Exercise prompt:
Each line that holds the word "contact" is to be identified and copied.

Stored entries
*-*-*

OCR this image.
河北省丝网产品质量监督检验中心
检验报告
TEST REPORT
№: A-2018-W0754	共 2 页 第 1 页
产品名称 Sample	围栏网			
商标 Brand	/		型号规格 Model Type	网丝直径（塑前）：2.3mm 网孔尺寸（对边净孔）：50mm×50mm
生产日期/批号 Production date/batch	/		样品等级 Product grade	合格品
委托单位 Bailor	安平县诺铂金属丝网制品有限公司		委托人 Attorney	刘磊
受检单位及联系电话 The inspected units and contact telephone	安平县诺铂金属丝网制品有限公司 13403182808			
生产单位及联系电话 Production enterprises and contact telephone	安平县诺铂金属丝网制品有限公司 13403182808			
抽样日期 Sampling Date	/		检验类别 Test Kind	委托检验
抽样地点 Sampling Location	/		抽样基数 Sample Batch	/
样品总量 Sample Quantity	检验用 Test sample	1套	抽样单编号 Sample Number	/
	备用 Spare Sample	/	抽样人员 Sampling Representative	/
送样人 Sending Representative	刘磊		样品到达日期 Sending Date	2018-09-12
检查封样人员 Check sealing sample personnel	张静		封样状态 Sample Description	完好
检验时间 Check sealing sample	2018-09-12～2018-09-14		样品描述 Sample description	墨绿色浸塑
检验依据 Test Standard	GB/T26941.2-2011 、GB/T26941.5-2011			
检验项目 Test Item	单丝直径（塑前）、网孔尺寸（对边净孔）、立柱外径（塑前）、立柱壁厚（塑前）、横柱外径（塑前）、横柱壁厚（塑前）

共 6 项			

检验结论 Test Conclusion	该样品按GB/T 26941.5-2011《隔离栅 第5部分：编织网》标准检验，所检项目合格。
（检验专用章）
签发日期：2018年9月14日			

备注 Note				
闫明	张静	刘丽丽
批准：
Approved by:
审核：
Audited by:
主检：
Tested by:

*-*-*

Result below:
受检单位及联系电话 The inspected units and contact telephone	安平县诺铂金属丝网制品有限公司 13403182808			
生产单位及联系电话 Production enterprises and contact telephone	安平县诺铂金属丝网制品有限公司 13403182808			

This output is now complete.